**TASK BRIEF:** Copy every line of the listing below word for word, changing no character.

>> START EXERCISE INPUT

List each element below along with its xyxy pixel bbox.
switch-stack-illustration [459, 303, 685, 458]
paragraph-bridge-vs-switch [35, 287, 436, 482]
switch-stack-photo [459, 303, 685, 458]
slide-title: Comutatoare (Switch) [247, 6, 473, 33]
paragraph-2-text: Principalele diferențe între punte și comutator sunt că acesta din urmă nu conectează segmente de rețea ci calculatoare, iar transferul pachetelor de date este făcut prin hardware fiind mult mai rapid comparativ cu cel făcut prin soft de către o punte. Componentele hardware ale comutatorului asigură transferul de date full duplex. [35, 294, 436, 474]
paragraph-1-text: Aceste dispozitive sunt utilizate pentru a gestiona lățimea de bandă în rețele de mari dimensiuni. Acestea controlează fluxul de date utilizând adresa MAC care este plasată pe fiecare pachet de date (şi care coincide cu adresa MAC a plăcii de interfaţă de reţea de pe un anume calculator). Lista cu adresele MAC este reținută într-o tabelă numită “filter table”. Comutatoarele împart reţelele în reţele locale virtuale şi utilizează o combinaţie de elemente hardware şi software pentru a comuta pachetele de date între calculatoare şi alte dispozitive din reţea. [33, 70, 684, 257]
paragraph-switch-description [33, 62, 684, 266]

>> END EXERCISE INPUT

**SOLUTION BELOW:**
List each element below along with its xyxy pixel bbox.
switch-stack-illustration [459, 303, 685, 458]
paragraph-bridge-vs-switch [35, 287, 436, 482]
switch-stack-photo [459, 303, 685, 458]
slide-title: Comutatoare (Switch) [247, 6, 473, 33]
paragraph-2-text: Principalele diferențe între punte și comutator sunt că acesta din urmă nu conectează segmente de rețea ci calculatoare, iar transferul pachetelor de date este făcut prin hardware fiind mult mai rapid comparativ cu cel făcut prin soft de către o punte. Componentele hardware ale comutatorului asigură transferul de date full duplex. [35, 294, 436, 474]
paragraph-1-text: Aceste dispozitive sunt utilizate pentru a gestiona lățimea de bandă în rețele de mari dimensiuni. Acestea controlează fluxul de date utilizând adresa MAC care este plasată pe fiecare pachet de date (şi care coincide cu adresa MAC a plăcii de interfaţă de reţea de pe un anume calculator). Lista cu adresele MAC este reținută într-o tabelă numită “filter table”. Comutatoarele împart reţelele în reţele locale virtuale şi utilizează o combinaţie de elemente hardware şi software pentru a comuta pachetele de date între calculatoare şi alte dispozitive din reţea. [33, 70, 684, 257]
paragraph-switch-description [33, 62, 684, 266]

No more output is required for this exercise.